◆ CHALLENGE ◆
Write out all lines holding the word "heading".

:: THE INPUT

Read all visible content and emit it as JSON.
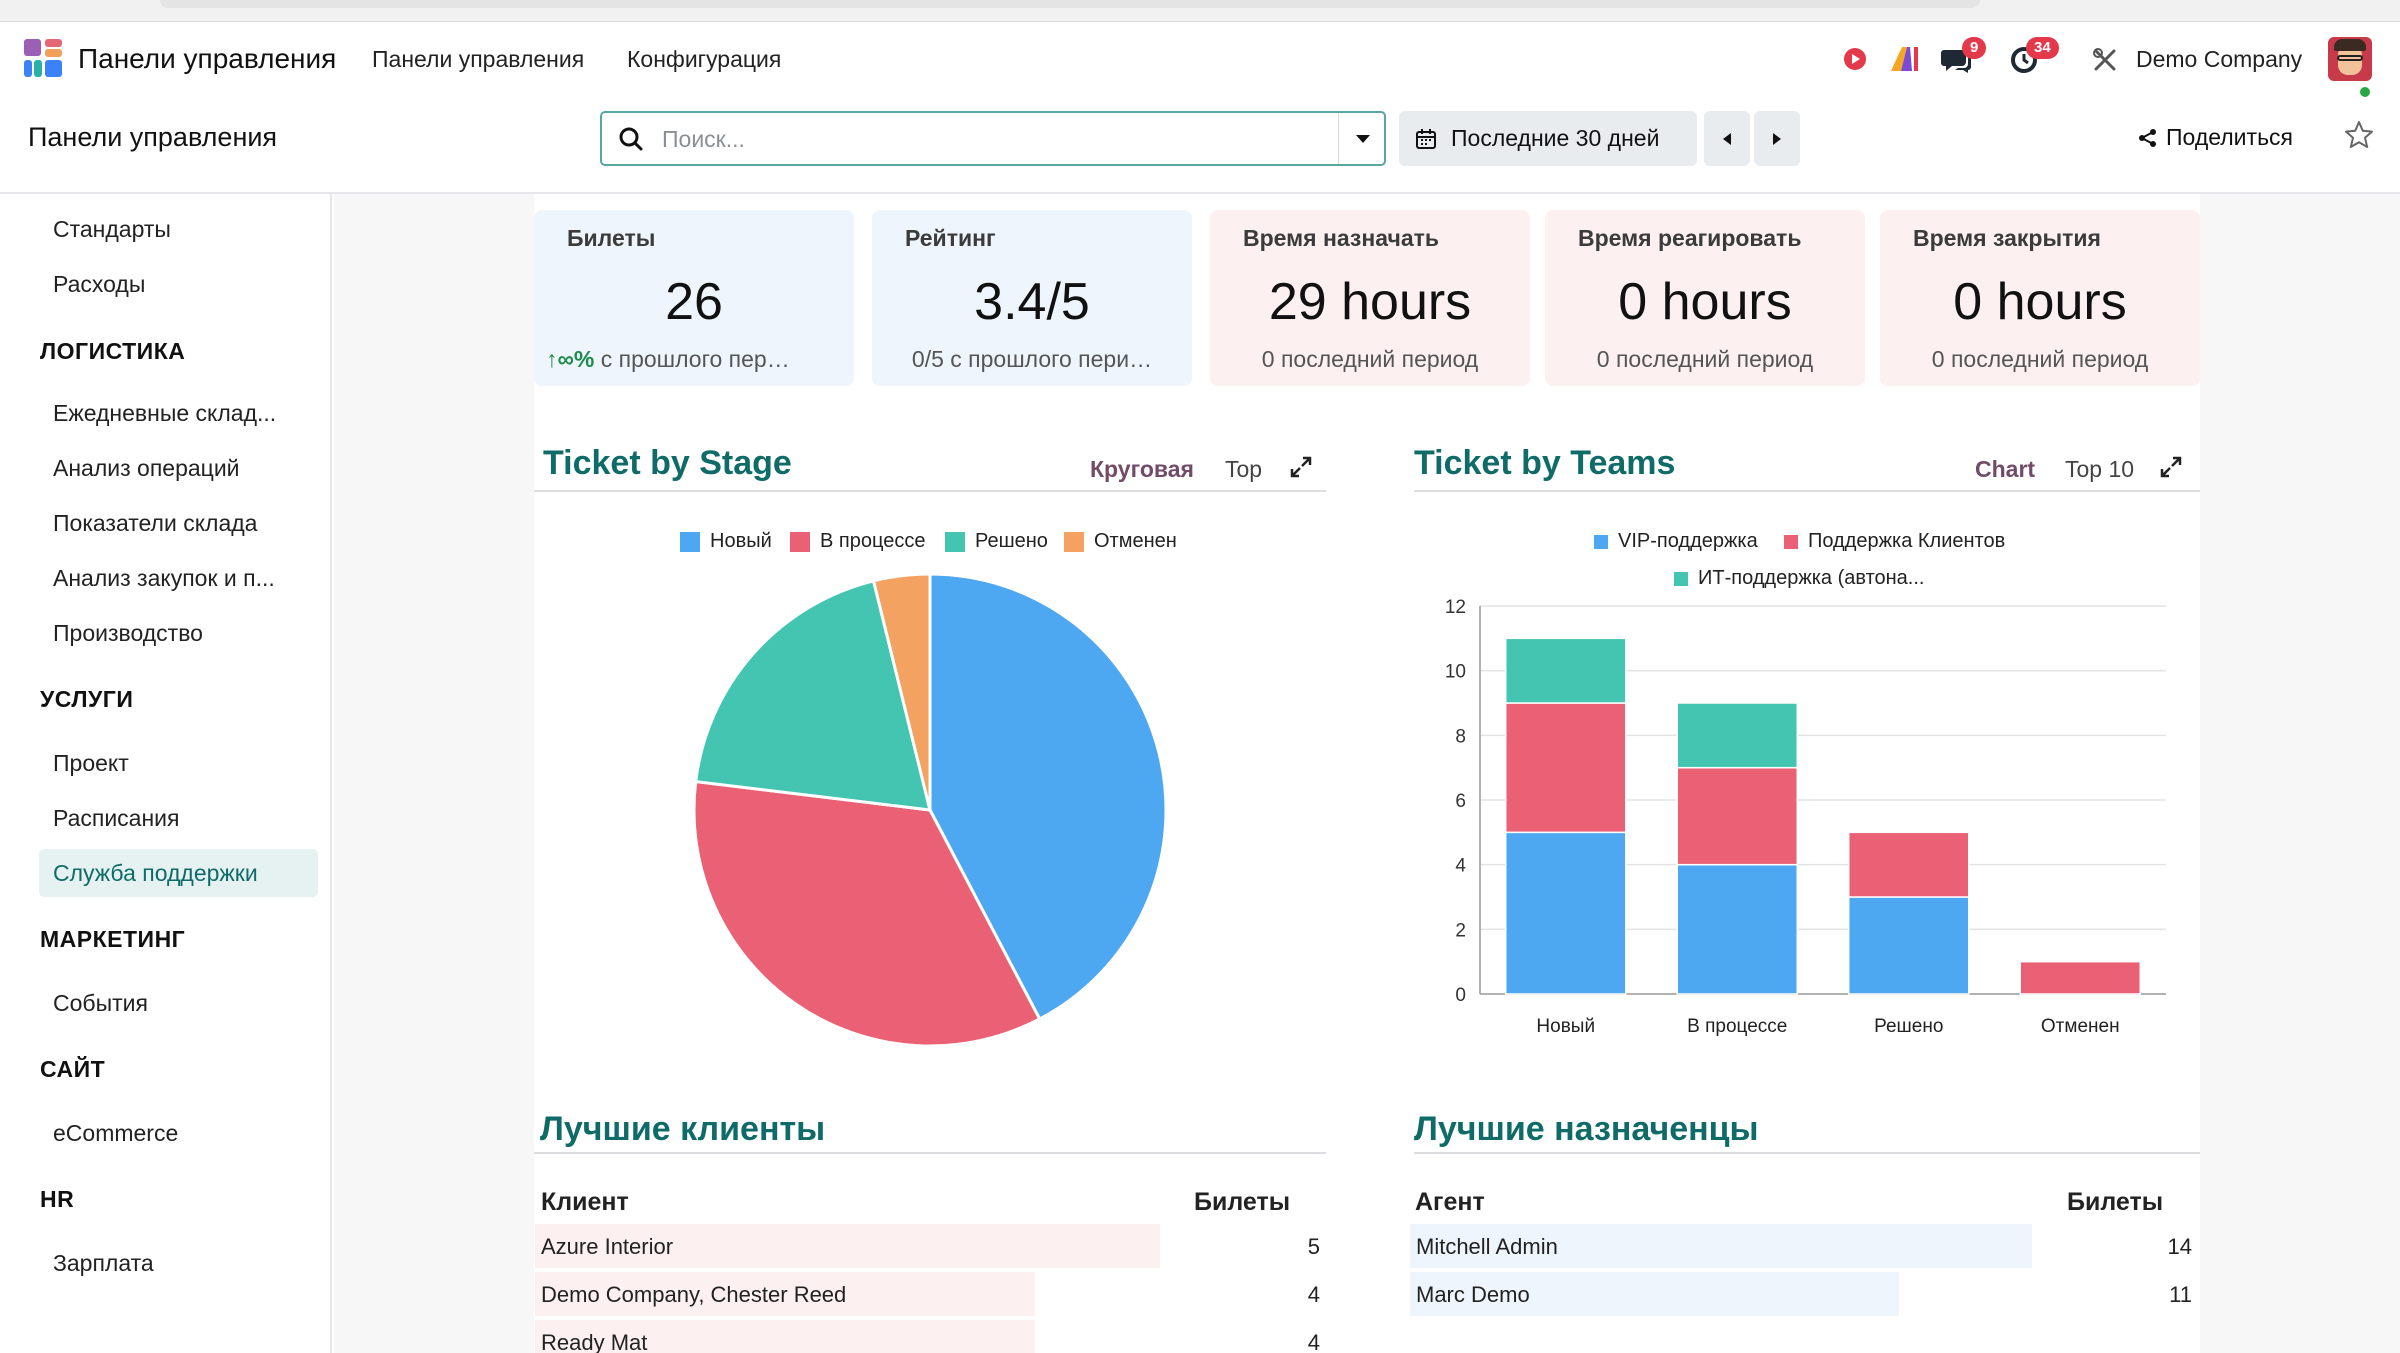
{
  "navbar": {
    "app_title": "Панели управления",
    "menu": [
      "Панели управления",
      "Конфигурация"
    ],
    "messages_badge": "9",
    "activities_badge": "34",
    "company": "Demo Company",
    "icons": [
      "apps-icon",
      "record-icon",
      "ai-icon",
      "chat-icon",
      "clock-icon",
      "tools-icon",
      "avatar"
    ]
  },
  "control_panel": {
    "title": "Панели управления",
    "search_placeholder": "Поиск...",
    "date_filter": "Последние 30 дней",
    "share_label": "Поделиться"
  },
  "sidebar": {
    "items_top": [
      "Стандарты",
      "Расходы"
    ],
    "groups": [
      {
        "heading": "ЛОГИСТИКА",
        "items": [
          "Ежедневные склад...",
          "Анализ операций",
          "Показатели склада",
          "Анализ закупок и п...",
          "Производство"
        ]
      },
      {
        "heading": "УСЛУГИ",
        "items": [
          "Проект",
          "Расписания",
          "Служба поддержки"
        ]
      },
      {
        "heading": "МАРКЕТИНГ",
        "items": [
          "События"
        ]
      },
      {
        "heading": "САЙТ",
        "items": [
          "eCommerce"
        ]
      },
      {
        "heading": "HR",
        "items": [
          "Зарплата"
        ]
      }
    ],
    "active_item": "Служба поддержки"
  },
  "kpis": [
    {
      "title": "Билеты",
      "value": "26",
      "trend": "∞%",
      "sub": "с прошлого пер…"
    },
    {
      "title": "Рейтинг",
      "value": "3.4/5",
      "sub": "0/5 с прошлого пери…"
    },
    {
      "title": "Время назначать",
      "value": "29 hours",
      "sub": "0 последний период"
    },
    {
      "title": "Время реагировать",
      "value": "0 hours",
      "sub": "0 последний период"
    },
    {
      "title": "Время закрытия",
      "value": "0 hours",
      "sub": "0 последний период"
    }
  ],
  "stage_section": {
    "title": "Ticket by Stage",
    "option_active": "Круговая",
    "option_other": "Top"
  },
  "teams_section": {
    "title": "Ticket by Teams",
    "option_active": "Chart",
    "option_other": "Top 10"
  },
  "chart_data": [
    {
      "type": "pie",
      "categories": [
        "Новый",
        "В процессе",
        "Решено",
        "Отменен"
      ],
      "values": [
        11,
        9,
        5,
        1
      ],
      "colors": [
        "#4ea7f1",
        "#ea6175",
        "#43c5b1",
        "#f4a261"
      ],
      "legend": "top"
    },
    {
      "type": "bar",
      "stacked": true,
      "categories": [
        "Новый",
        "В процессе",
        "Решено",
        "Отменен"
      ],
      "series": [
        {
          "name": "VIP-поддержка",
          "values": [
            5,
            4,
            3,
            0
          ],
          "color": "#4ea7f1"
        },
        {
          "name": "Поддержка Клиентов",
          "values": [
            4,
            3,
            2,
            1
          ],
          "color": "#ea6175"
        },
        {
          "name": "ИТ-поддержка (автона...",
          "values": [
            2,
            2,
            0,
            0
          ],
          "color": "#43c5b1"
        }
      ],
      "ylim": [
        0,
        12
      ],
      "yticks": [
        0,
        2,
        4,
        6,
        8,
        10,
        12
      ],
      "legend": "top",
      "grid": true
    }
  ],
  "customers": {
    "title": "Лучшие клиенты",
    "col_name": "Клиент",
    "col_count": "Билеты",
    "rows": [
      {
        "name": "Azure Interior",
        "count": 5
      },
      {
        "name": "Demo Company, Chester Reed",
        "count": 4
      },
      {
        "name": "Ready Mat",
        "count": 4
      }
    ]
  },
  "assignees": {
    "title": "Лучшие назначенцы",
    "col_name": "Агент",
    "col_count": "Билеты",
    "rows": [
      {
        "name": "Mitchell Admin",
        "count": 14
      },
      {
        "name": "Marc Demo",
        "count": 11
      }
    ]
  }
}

::::
:: THE INPUT

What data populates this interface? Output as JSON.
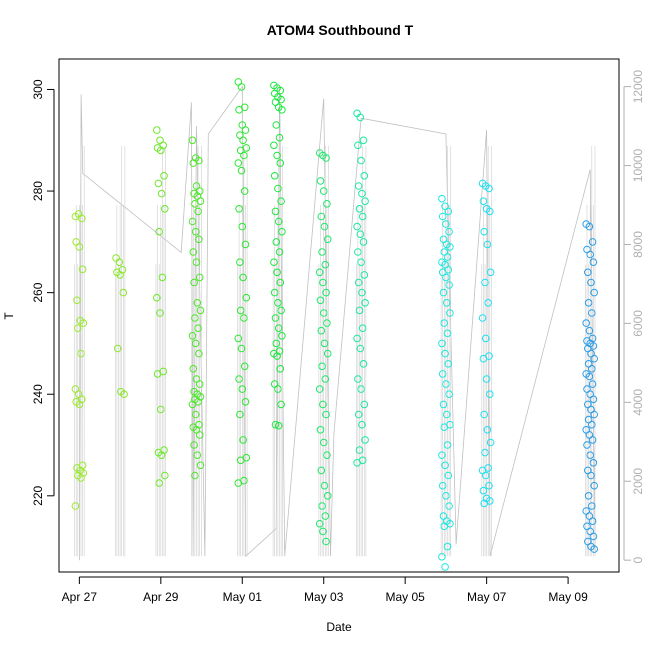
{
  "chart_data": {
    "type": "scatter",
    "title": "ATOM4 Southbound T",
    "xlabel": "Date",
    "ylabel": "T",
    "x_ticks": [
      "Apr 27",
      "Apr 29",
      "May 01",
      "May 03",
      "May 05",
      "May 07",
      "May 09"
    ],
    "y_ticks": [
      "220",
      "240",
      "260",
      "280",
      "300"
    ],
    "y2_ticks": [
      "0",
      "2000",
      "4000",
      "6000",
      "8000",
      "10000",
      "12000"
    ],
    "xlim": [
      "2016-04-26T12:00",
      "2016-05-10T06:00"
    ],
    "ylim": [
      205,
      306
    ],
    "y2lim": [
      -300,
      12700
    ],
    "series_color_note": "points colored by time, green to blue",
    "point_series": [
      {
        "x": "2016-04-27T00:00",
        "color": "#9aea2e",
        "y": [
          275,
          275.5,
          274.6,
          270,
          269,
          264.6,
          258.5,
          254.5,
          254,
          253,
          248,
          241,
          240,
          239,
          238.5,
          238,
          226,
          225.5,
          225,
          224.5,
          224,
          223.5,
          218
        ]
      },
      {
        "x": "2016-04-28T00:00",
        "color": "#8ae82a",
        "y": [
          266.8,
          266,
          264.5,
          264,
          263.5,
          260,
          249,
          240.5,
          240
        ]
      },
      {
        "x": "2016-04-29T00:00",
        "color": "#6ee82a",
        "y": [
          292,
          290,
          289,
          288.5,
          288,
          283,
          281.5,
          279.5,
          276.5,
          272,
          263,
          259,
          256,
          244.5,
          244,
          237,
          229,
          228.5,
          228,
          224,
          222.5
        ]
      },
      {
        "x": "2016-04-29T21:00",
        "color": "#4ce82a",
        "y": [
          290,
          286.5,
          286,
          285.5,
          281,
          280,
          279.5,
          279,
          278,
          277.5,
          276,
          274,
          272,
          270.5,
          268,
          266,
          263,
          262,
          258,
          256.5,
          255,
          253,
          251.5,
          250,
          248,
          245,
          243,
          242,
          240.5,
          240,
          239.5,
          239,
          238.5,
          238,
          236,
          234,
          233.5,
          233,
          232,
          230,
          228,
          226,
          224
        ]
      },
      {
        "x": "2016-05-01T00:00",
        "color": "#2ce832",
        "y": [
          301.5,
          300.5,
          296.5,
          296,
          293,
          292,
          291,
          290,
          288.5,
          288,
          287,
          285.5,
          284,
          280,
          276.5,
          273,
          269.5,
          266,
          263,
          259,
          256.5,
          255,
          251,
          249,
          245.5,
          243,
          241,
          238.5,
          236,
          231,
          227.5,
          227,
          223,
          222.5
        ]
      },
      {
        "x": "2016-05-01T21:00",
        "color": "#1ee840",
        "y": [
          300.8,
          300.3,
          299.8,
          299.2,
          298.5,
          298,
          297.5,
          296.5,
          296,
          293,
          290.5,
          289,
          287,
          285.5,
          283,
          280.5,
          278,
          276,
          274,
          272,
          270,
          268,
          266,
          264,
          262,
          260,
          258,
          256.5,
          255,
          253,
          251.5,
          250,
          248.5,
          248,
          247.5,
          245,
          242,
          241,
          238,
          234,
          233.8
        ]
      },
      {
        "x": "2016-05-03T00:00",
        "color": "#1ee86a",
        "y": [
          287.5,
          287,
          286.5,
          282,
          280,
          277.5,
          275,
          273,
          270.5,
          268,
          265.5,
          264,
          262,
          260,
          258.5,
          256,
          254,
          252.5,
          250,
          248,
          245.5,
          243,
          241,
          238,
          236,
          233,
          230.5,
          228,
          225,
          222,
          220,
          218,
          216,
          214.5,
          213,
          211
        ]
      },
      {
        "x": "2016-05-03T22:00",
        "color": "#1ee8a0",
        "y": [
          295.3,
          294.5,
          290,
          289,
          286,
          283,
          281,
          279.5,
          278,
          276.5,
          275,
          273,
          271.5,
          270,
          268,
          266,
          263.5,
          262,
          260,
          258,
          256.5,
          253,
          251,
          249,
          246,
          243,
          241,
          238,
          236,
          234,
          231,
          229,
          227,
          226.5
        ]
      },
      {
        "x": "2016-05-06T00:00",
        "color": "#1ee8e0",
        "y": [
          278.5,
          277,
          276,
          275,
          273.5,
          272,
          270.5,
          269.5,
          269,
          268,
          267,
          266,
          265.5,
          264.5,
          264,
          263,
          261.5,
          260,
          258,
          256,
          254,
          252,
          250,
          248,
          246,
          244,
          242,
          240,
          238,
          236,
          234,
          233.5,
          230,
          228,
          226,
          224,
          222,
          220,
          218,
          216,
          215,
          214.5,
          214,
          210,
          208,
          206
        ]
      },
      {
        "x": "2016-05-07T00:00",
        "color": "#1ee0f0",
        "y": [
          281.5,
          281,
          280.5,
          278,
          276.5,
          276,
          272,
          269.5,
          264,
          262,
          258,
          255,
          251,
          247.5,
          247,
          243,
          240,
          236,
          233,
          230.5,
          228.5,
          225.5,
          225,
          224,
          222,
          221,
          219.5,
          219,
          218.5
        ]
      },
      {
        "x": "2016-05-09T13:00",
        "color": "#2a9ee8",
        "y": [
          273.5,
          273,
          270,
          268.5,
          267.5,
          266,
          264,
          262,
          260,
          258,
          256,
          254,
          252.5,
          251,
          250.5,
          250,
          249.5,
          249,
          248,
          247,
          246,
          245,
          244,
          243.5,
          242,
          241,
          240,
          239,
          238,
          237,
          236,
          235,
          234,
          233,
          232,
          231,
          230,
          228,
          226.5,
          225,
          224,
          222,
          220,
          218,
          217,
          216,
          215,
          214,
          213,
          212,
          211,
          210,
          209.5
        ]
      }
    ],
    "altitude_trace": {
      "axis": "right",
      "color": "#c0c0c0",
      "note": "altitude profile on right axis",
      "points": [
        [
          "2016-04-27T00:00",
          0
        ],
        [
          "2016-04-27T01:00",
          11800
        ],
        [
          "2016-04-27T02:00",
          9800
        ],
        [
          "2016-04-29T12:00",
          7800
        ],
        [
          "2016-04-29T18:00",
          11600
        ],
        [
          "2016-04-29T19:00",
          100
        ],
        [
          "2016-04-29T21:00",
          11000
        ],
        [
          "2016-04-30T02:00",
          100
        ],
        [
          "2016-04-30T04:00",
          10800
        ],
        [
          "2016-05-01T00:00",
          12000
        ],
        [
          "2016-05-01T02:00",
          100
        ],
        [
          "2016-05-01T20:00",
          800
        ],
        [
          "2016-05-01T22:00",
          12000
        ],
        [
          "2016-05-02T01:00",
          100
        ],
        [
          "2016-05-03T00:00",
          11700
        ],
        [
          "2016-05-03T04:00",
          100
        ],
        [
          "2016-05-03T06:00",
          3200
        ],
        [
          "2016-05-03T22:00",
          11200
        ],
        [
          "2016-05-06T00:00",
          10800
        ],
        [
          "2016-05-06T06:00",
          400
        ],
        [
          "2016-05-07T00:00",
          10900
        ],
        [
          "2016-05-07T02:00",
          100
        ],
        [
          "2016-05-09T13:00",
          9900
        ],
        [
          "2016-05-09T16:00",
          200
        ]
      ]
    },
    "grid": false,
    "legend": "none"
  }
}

::::

◆ CORRECT RESULT ◆
        "heading": "ЛОГИСТИКА",
        "heading": "УСЛУГИ",
        "heading": "МАРКЕТИНГ",
        "heading": "САЙТ",
        "heading": "HR",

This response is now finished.